--- Dataset entries ---
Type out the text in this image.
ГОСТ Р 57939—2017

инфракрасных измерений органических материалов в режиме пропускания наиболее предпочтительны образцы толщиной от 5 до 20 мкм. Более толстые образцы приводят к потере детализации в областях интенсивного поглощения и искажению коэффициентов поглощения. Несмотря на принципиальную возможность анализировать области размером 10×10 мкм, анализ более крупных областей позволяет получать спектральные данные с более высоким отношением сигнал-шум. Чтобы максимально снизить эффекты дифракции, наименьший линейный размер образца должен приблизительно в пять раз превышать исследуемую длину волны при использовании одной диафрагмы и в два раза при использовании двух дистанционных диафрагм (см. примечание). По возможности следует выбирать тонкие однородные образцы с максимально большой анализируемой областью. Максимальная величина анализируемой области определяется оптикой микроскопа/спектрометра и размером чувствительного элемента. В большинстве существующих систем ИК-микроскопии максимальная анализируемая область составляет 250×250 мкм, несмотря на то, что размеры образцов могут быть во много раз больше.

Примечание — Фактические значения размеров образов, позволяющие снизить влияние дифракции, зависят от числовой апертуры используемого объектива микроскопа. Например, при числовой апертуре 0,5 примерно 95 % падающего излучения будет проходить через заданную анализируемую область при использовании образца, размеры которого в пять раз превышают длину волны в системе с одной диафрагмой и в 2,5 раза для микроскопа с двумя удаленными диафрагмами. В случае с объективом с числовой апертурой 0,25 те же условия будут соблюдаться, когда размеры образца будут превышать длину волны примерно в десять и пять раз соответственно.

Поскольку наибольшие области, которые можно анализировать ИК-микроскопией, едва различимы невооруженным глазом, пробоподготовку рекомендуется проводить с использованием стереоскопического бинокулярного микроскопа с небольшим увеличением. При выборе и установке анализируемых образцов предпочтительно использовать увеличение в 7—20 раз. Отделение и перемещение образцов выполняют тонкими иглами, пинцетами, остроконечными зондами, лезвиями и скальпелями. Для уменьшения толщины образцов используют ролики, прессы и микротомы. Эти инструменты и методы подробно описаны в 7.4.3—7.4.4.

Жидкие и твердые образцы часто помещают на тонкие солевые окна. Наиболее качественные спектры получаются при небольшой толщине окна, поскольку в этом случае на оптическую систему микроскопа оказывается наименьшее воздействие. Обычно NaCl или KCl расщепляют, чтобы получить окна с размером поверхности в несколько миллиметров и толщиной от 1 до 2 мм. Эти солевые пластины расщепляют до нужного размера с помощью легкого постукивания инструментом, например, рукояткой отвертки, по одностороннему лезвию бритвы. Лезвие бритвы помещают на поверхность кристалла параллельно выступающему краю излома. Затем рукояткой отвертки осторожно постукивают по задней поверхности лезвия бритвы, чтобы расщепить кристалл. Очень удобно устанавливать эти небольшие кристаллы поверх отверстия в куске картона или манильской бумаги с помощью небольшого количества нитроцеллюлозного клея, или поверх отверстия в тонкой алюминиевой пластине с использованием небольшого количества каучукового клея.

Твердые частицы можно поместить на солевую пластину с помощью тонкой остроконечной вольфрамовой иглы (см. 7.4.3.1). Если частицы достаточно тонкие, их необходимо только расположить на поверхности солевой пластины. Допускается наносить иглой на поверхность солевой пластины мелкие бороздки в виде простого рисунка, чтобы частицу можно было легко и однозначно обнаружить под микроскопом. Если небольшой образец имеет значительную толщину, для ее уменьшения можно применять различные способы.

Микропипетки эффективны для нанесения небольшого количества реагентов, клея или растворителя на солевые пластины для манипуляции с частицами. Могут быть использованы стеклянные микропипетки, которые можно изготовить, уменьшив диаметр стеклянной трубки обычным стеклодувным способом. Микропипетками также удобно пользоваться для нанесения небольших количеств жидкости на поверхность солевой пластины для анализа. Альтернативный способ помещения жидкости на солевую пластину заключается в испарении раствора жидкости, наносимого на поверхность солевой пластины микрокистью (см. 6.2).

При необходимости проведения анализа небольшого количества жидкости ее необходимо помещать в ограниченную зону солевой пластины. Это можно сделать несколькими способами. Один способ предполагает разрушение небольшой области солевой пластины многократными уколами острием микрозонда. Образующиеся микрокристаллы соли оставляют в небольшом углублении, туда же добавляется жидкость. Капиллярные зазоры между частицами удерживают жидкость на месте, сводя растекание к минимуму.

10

--- TASK TO CARRY OUT ---
A line counts if it holds the word "образца". How many lines of the entries count? Give the number only.

--- ANSWER TO THE PROBLEM ---
2